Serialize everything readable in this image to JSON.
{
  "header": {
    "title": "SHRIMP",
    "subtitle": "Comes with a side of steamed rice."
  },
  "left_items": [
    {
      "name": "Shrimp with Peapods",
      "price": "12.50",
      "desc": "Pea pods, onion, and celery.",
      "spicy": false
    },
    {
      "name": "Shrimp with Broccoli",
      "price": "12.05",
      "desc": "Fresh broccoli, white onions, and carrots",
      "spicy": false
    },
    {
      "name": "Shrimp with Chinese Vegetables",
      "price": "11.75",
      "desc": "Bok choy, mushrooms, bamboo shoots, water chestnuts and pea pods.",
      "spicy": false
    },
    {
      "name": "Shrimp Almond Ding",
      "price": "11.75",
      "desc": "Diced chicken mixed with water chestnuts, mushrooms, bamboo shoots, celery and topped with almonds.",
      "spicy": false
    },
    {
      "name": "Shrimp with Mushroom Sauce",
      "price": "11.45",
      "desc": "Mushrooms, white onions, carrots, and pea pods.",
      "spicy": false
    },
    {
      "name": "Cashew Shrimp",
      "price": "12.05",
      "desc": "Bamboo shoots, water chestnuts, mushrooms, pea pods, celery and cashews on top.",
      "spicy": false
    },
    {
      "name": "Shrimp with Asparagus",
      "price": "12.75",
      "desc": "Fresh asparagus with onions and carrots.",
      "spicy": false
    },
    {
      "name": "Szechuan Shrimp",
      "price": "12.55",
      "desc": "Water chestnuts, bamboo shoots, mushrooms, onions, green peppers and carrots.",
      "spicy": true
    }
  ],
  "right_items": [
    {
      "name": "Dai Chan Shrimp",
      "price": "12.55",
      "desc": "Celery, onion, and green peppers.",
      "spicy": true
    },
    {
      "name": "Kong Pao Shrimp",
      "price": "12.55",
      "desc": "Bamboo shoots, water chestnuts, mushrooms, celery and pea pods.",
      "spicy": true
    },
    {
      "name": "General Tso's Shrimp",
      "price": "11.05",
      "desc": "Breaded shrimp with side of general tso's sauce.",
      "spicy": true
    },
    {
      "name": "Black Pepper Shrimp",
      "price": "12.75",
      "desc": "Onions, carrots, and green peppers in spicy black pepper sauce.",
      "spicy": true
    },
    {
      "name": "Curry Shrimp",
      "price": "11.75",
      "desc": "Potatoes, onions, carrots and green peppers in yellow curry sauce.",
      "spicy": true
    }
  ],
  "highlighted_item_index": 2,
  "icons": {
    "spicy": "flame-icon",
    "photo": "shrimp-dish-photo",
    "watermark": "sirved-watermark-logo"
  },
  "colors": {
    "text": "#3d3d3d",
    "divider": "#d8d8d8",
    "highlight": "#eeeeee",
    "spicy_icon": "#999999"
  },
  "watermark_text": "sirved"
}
┄┄┄┄┄┄┄┄┄┄┄┄┄┄┄┄┄┄┄┄
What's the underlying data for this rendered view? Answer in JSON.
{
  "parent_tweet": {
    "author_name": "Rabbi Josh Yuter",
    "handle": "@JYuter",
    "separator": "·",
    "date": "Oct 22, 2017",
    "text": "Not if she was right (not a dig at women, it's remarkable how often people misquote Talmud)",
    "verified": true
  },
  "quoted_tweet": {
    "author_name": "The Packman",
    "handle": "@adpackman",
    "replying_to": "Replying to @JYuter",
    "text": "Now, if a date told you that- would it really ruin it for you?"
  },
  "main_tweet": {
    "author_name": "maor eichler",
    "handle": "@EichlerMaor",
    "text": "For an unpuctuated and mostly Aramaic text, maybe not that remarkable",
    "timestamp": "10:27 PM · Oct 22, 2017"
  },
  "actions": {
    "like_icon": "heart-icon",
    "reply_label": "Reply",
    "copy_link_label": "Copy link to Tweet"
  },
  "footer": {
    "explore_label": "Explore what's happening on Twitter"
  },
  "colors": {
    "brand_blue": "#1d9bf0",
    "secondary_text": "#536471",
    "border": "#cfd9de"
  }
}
┄┄┄┄┄┄┄┄┄┄┄┄┄┄┄┄┄┄┄┄
### Aim
Check each line above for the string "with" and show the ones that have it.

### Result of the task
    "subtitle": "Comes with a side of steamed rice."
      "name": "Shrimp with Peapods",
      "name": "Shrimp with Broccoli",
      "name": "Shrimp with Chinese Vegetables",
      "desc": "Diced chicken mixed with water chestnuts, mushrooms, bamboo shoots, celery and topped with almonds.",
      "name": "Shrimp with Mushroom Sauce",
      "name": "Shrimp with Asparagus",
      "desc": "Fresh asparagus with onions and carrots.",
      "desc": "Breaded shrimp with side of general tso's sauce.",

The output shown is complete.